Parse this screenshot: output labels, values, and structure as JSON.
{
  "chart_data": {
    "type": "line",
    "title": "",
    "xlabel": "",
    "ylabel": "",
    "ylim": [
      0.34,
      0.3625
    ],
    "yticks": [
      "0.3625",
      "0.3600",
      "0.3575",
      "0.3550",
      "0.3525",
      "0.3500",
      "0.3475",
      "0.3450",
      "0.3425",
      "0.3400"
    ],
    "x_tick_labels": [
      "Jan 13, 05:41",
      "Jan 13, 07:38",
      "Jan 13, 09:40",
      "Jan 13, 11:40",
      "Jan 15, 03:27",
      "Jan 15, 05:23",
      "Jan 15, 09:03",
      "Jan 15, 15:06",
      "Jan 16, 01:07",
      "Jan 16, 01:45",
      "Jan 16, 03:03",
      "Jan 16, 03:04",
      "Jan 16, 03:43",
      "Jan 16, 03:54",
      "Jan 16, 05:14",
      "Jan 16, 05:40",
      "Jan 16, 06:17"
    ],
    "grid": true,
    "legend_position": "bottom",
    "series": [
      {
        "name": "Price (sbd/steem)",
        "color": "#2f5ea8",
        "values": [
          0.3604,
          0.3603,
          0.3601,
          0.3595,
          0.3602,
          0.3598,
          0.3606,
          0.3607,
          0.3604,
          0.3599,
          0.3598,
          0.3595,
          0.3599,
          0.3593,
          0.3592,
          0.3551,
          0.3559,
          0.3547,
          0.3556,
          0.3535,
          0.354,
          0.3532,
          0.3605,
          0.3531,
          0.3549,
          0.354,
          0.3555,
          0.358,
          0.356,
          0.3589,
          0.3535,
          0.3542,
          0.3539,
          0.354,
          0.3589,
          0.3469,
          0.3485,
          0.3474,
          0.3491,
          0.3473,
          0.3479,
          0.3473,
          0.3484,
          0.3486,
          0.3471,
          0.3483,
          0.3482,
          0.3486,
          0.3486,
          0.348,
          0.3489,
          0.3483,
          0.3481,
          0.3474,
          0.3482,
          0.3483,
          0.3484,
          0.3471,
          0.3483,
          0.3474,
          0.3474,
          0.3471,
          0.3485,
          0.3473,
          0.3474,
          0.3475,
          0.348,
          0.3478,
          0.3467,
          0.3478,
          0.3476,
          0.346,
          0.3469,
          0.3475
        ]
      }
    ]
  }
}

* * *

Aim:
Which lines hold the word "values"? Copy all of them.

Task output:
Parse this screenshot: output labels, values, and structure as JSON.
        "values": [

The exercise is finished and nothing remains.